So one extra round trip per page?

On Sun, May 22, 2022 at 5:31 PM Victor Tan <victor...@chromium.org> wrote:

> Hi Harald,
> The browser will do language negotiation with resend the request (only
> happen once) with accept-language:en to get a result with English page.
>
> Victor
>
> On Saturday, May 21, 2022 at 8:38:47 AM UTC-4 Harald Alvestrand wrote:
>
>> So if my config is (no, en), the site supports (fr, en), the first
>> response will be in French with a Vary:(fr, en) header? Will the browser
>> automatically detect that a better alternative is available and re-ask,
>> imposing an extra RTT, or will the result remain French?
>>
>> fre. 20. mai 2022, 19:11 skrev 'Victor Tan' via blink-dev <
>> blink-dev@chromium.org>:
>>
>>> NOTES: This intend won't implement Variants in the HTTP cache. It only
>>> focus on using Variants http header as a support-languages head which in
>>> the definition on section 2
>>> <https://datatracker.ietf.org/doc/html/draft-ietf-httpbis-variants-06#section-2>
>>> .

• [TASK DETAILS]:
In the email thread about browser language negotiation, how would you say "Will the browser automatically detect that a better alternative is available and re-ask, imposing an extra RTT, or will the result remain French?" in Spanish?

• [DATASET RECORDS]:

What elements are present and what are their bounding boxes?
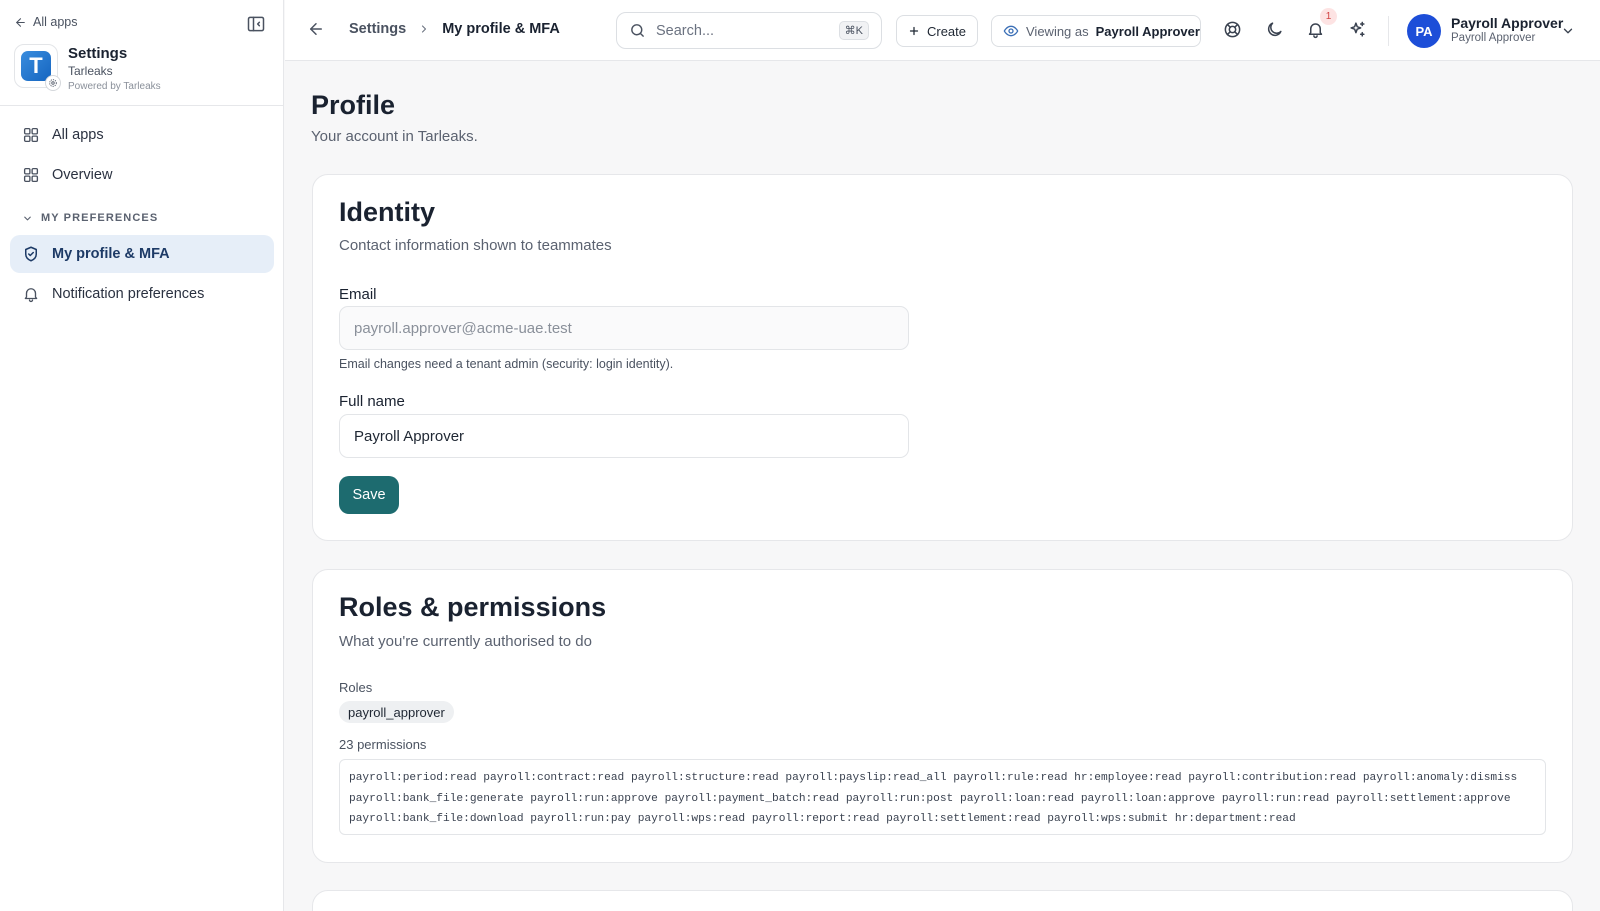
permission-item: hr:department:read: [1174, 813, 1296, 825]
identity-card: Identity Contact information shown to te…: [312, 174, 1573, 541]
identity-subtitle: Contact information shown to teammates: [339, 237, 612, 254]
roles-label: Roles: [339, 680, 373, 695]
viewing-as-switcher[interactable]: Viewing as Payroll Approver: [991, 15, 1201, 47]
gear-icon: [45, 75, 61, 91]
permission-item: payroll:bank_file:generate: [349, 792, 524, 805]
full-name-field[interactable]: [339, 414, 909, 458]
breadcrumb: Settings My profile & MFA: [349, 21, 560, 37]
permission-item: payroll:structure:read: [631, 772, 779, 784]
arrow-left-icon: [16, 17, 25, 27]
full-name-label: Full name: [339, 393, 405, 410]
page-subtitle: Your account in Tarleaks.: [311, 128, 478, 145]
create-label: Create: [926, 23, 967, 39]
page-title: Profile: [311, 90, 396, 120]
bell-icon: [24, 288, 38, 303]
permission-item: payroll:run:pay: [530, 813, 631, 825]
eye-icon: [1003, 25, 1019, 37]
search-shortcut: ⌘K: [838, 21, 869, 40]
back-to-all-apps-link[interactable]: All apps: [14, 15, 77, 29]
permission-item: payroll:loan:read: [959, 792, 1075, 805]
help-lifebuoy-icon[interactable]: [1223, 20, 1243, 40]
user-menu[interactable]: Payroll Approver Payroll Approver: [1451, 15, 1563, 44]
shield-check-icon: [25, 246, 37, 262]
sparkles-icon[interactable]: [1348, 20, 1368, 40]
permission-item: payroll:anomaly:dismiss: [1362, 772, 1518, 784]
permission-item: payroll:run:post: [845, 792, 954, 805]
permission-item: hr:employee:read: [1074, 772, 1182, 784]
role-chip: payroll_approver: [339, 701, 454, 723]
search-icon: [631, 24, 644, 37]
user-name: Payroll Approver: [1451, 15, 1564, 31]
grid-icon: [23, 167, 39, 183]
app-title: Settings: [68, 45, 128, 62]
chevron-right-icon: [422, 25, 427, 33]
permission-item: payroll:contract:read: [483, 772, 625, 784]
sidebar-item-notification-preferences[interactable]: Notification preferences: [10, 275, 274, 313]
email-label: Email: [339, 286, 377, 303]
app-org: Tarleaks: [68, 64, 113, 78]
chevron-down-icon: [24, 216, 31, 220]
email-hint: Email changes need a tenant admin (secur…: [339, 357, 674, 371]
permission-item: payroll:report:read: [751, 813, 880, 825]
permission-item: payroll:rule:read: [953, 772, 1068, 784]
collapse-sidebar-icon[interactable]: [246, 14, 268, 36]
search-box[interactable]: Search... ⌘K: [616, 12, 882, 49]
save-button[interactable]: Save: [339, 476, 399, 514]
permission-item: payroll:contribution:read: [1188, 772, 1357, 784]
sidebar-item-label: Overview: [52, 167, 113, 183]
section-label: MY PREFERENCES: [41, 212, 159, 224]
identity-title: Identity: [339, 197, 436, 227]
sidebar-item-label: Notification preferences: [52, 286, 205, 302]
sidebar-item-overview[interactable]: Overview: [10, 156, 274, 194]
breadcrumb-settings[interactable]: Settings: [349, 21, 406, 37]
search-placeholder: Search...: [656, 22, 715, 39]
back-arrow-icon[interactable]: [307, 20, 327, 40]
avatar[interactable]: PA: [1407, 14, 1441, 48]
sidebar-item-all-apps[interactable]: All apps: [10, 116, 274, 154]
create-button[interactable]: Create: [896, 15, 978, 47]
permission-item: payroll:bank_file:download: [349, 813, 524, 825]
header-divider: [1388, 16, 1389, 46]
back-to-all-apps-label: All apps: [33, 15, 78, 29]
breadcrumb-current: My profile & MFA: [442, 21, 560, 37]
roles-title: Roles & permissions: [339, 592, 607, 622]
sidebar: All apps T Settings Tarleaks Powered by …: [0, 0, 284, 911]
user-role: Payroll Approver: [1451, 32, 1536, 44]
grid-icon: [23, 127, 39, 143]
top-bar: Settings My profile & MFA Search... ⌘K C…: [285, 0, 1600, 61]
app-powered-by: Powered by Tarleaks: [68, 81, 161, 92]
permission-item: payroll:run:read: [1221, 792, 1330, 805]
permissions-count: 23 permissions: [339, 737, 427, 752]
sidebar-item-my-profile-mfa[interactable]: My profile & MFA: [10, 235, 274, 273]
permission-item: payroll:payslip:read_all: [785, 772, 947, 784]
viewing-as-role: Payroll Approver: [1095, 23, 1200, 39]
app-logo: T: [14, 44, 61, 91]
plus-icon: [909, 26, 919, 36]
email-field: [339, 306, 909, 350]
permission-item: payroll:wps:submit: [1047, 813, 1169, 825]
roles-permissions-card: Roles & permissions What you're currentl…: [312, 569, 1573, 863]
next-card: [312, 890, 1573, 911]
permission-item: payroll:settlement:approve: [1335, 792, 1511, 805]
roles-subtitle: What you're currently authorised to do: [339, 633, 592, 650]
permission-item: payroll:payment_batch:read: [664, 792, 840, 805]
permission-item: payroll:run:approve: [530, 792, 658, 805]
permission-item: payroll:wps:read: [637, 813, 746, 825]
sidebar-item-label: All apps: [52, 127, 104, 143]
section-toggle-my-preferences[interactable]: MY PREFERENCES: [22, 212, 158, 224]
permission-item: payroll:settlement:read: [886, 813, 1041, 825]
sidebar-divider: [0, 105, 284, 106]
permissions-list: payroll:period:read payroll:contract:rea…: [339, 759, 1546, 835]
app-header: T Settings Tarleaks Powered by Tarleaks: [14, 44, 161, 92]
viewing-as-label: Viewing as: [1026, 23, 1089, 39]
moon-icon[interactable]: [1265, 20, 1285, 40]
chevron-down-icon[interactable]: [1561, 24, 1575, 38]
sidebar-item-label: My profile & MFA: [52, 246, 170, 262]
permission-item: payroll:period:read: [349, 772, 477, 784]
permission-item: payroll:loan:approve: [1080, 792, 1216, 805]
notification-count-badge: 1: [1320, 8, 1337, 25]
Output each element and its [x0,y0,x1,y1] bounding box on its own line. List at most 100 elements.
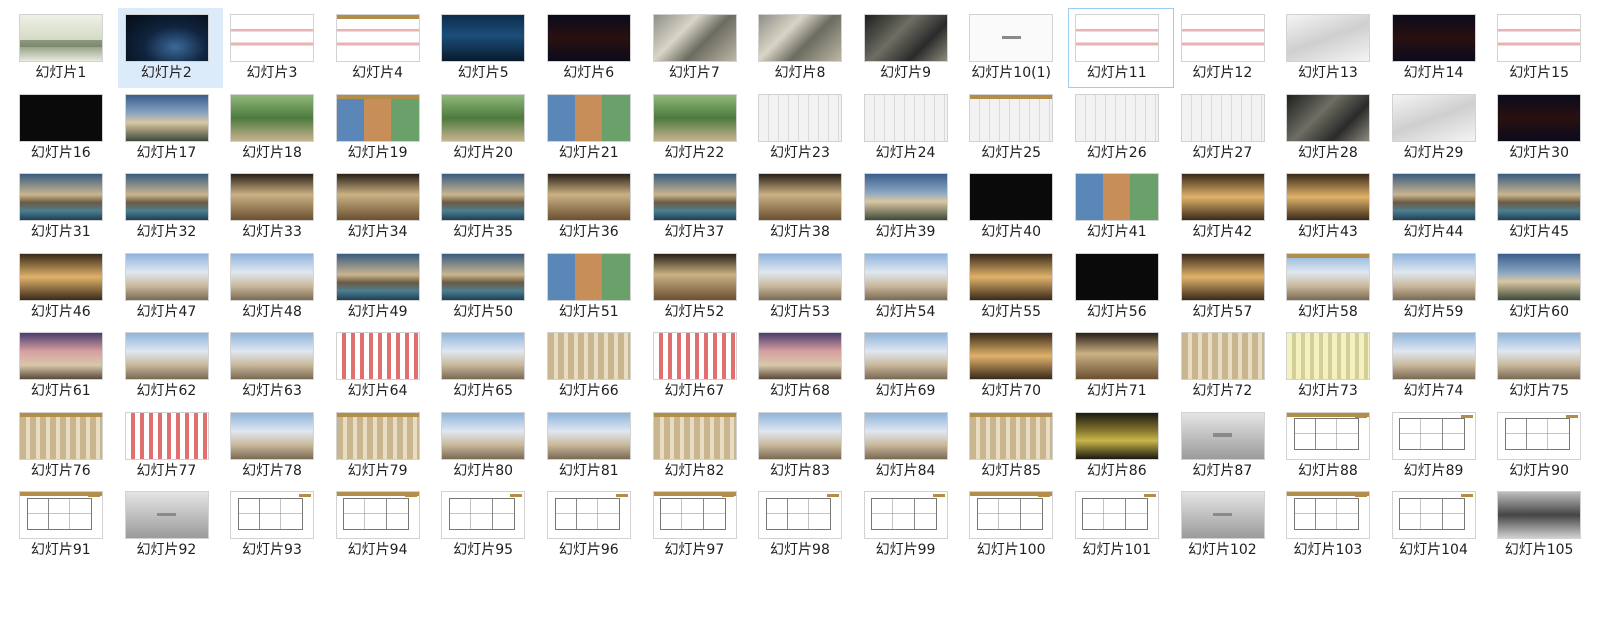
slide-thumbnail[interactable] [546,411,631,460]
slide-thumbnail[interactable] [969,491,1054,539]
slide-thumbnail[interactable] [441,332,526,380]
slide-thumbnail[interactable] [652,252,737,301]
slide-thumbnail[interactable] [863,173,948,221]
slide-thumbnail[interactable] [1074,14,1159,62]
slide-thumbnail[interactable] [546,93,631,142]
slide-tile[interactable]: 幻灯片57 [1174,247,1280,327]
slide-thumbnail[interactable] [1286,491,1371,539]
slide-thumbnail[interactable] [546,252,631,301]
slide-thumbnail[interactable] [652,14,737,62]
slide-thumbnail[interactable] [1497,14,1582,62]
slide-tile[interactable]: 幻灯片68 [751,326,857,406]
slide-thumbnail[interactable] [230,411,315,460]
slide-tile[interactable]: 幻灯片71 [1068,326,1174,406]
slide-tile[interactable]: 幻灯片34 [329,167,435,247]
slide-tile[interactable]: 幻灯片67 [646,326,752,406]
slide-tile[interactable]: 幻灯片85 [962,406,1068,486]
slide-thumbnail[interactable] [335,491,420,539]
slide-thumbnail[interactable] [1391,173,1476,221]
slide-tile[interactable]: 幻灯片87 [1174,406,1280,486]
slide-thumbnail[interactable] [546,173,631,221]
slide-tile[interactable]: 幻灯片55 [962,247,1068,327]
slide-tile[interactable]: 幻灯片86 [1068,406,1174,486]
slide-tile[interactable]: 幻灯片97 [646,485,752,565]
slide-tile[interactable]: 幻灯片56 [1068,247,1174,327]
slide-thumbnail[interactable] [19,93,103,142]
slide-thumbnail[interactable] [652,332,737,380]
slide-tile[interactable]: 幻灯片21 [540,88,646,168]
slide-thumbnail[interactable] [19,14,103,62]
slide-thumbnail[interactable] [335,173,420,221]
slide-thumbnail[interactable] [1180,173,1265,221]
slide-tile[interactable]: 幻灯片3 [223,8,329,88]
slide-tile[interactable]: 幻灯片43 [1279,167,1385,247]
slide-tile[interactable]: 幻灯片91 [12,485,118,565]
slide-tile[interactable]: 幻灯片94 [329,485,435,565]
slide-thumbnail[interactable] [124,491,209,539]
slide-tile[interactable]: 幻灯片69 [857,326,963,406]
slide-tile[interactable]: 幻灯片42 [1174,167,1280,247]
slide-tile[interactable]: 幻灯片105 [1490,485,1596,565]
slide-thumbnail[interactable] [758,93,843,142]
slide-tile[interactable]: 幻灯片27 [1174,88,1280,168]
slide-thumbnail[interactable] [19,491,103,539]
slide-thumbnail[interactable] [969,173,1054,221]
slide-thumbnail[interactable] [1497,252,1582,301]
slide-thumbnail[interactable] [124,173,209,221]
slide-thumbnail[interactable] [124,93,209,142]
slide-thumbnail[interactable] [546,332,631,380]
slide-thumbnail[interactable] [863,491,948,539]
slide-tile[interactable]: 幻灯片83 [751,406,857,486]
slide-thumbnail[interactable] [1180,14,1265,62]
slide-thumbnail[interactable] [1497,491,1582,539]
slide-tile[interactable]: 幻灯片93 [223,485,329,565]
slide-tile[interactable]: 幻灯片31 [12,167,118,247]
slide-thumbnail[interactable] [124,14,209,62]
slide-tile[interactable]: 幻灯片65 [434,326,540,406]
slide-thumbnail[interactable] [1180,252,1265,301]
slide-tile[interactable]: 幻灯片90 [1490,406,1596,486]
slide-thumbnail[interactable] [1286,252,1371,301]
slide-tile[interactable]: 幻灯片54 [857,247,963,327]
slide-thumbnail[interactable] [546,491,631,539]
slide-tile[interactable]: 幻灯片13 [1279,8,1385,88]
slide-thumbnail[interactable] [1180,491,1265,539]
slide-thumbnail[interactable] [230,332,315,380]
slide-thumbnail[interactable] [19,411,103,460]
slide-tile[interactable]: 幻灯片2 [117,8,224,88]
slide-thumbnail[interactable] [1074,332,1159,380]
slide-thumbnail[interactable] [19,252,103,301]
slide-thumbnail[interactable] [441,14,526,62]
slide-thumbnail[interactable] [1497,173,1582,221]
slide-thumbnail[interactable] [19,332,103,380]
slide-thumbnail[interactable] [652,93,737,142]
slide-thumbnail[interactable] [124,252,209,301]
slide-thumbnail[interactable] [1391,14,1476,62]
slide-thumbnail[interactable] [441,173,526,221]
slide-thumbnail[interactable] [1391,491,1476,539]
slide-tile[interactable]: 幻灯片53 [751,247,857,327]
slide-thumbnail[interactable] [652,491,737,539]
slide-tile[interactable]: 幻灯片7 [646,8,752,88]
slide-tile[interactable]: 幻灯片52 [646,247,752,327]
slide-tile[interactable]: 幻灯片12 [1174,8,1280,88]
slide-tile[interactable]: 幻灯片92 [118,485,224,565]
slide-thumbnail[interactable] [1497,93,1582,142]
slide-tile[interactable]: 幻灯片80 [434,406,540,486]
slide-tile[interactable]: 幻灯片75 [1490,326,1596,406]
slide-thumbnail[interactable] [1286,411,1371,460]
slide-tile[interactable]: 幻灯片51 [540,247,646,327]
slide-tile[interactable]: 幻灯片63 [223,326,329,406]
slide-tile[interactable]: 幻灯片76 [12,406,118,486]
slide-tile[interactable]: 幻灯片6 [540,8,646,88]
slide-tile[interactable]: 幻灯片5 [434,8,540,88]
slide-tile[interactable]: 幻灯片101 [1068,485,1174,565]
slide-tile[interactable]: 幻灯片37 [646,167,752,247]
slide-tile[interactable]: 幻灯片14 [1385,8,1491,88]
slide-tile[interactable]: 幻灯片82 [646,406,752,486]
slide-thumbnail[interactable] [758,411,843,460]
slide-tile[interactable]: 幻灯片60 [1490,247,1596,327]
slide-tile[interactable]: 幻灯片84 [857,406,963,486]
slide-tile[interactable]: 幻灯片36 [540,167,646,247]
slide-thumbnail[interactable] [969,411,1054,460]
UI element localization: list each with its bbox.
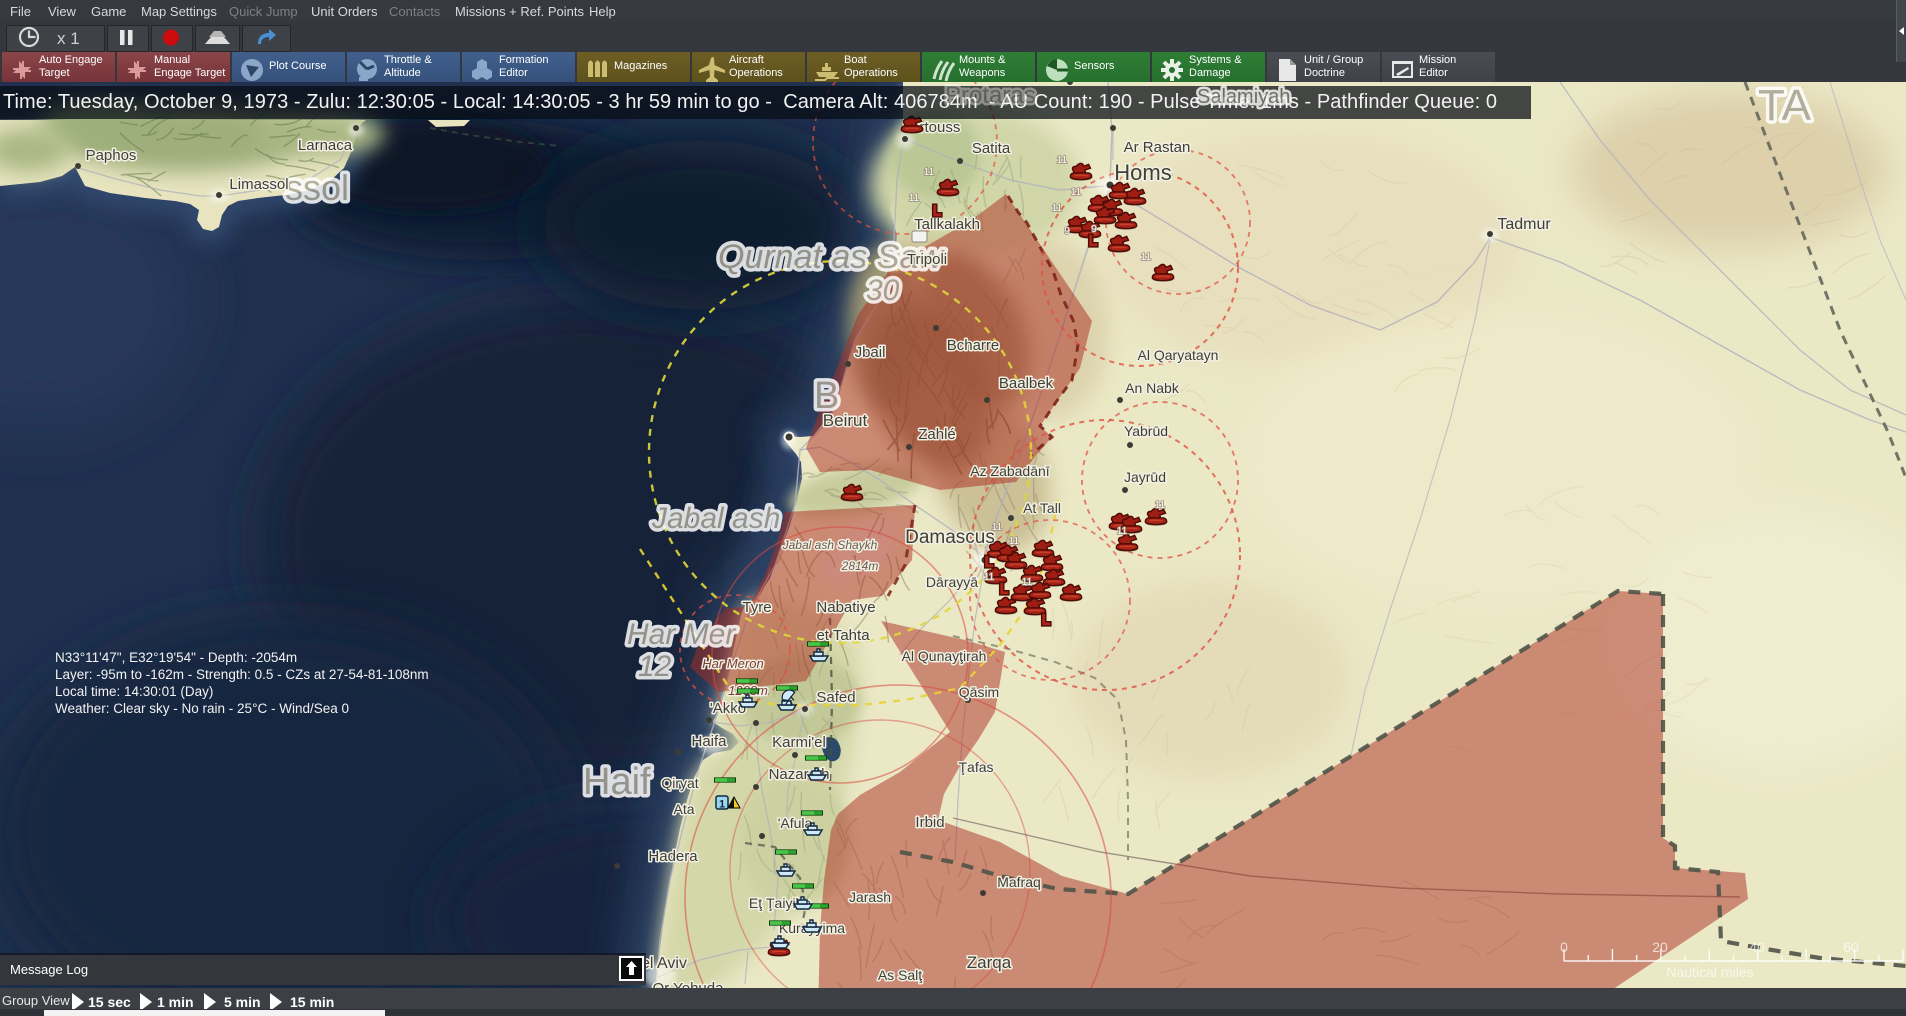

• [THE RESULT]:
¿Detectará el navegador automáticamente que hay una alternativa mejor disponible y volverá a pedirla, imponiendo un RTT adicional, o el resultado seguirá en francés?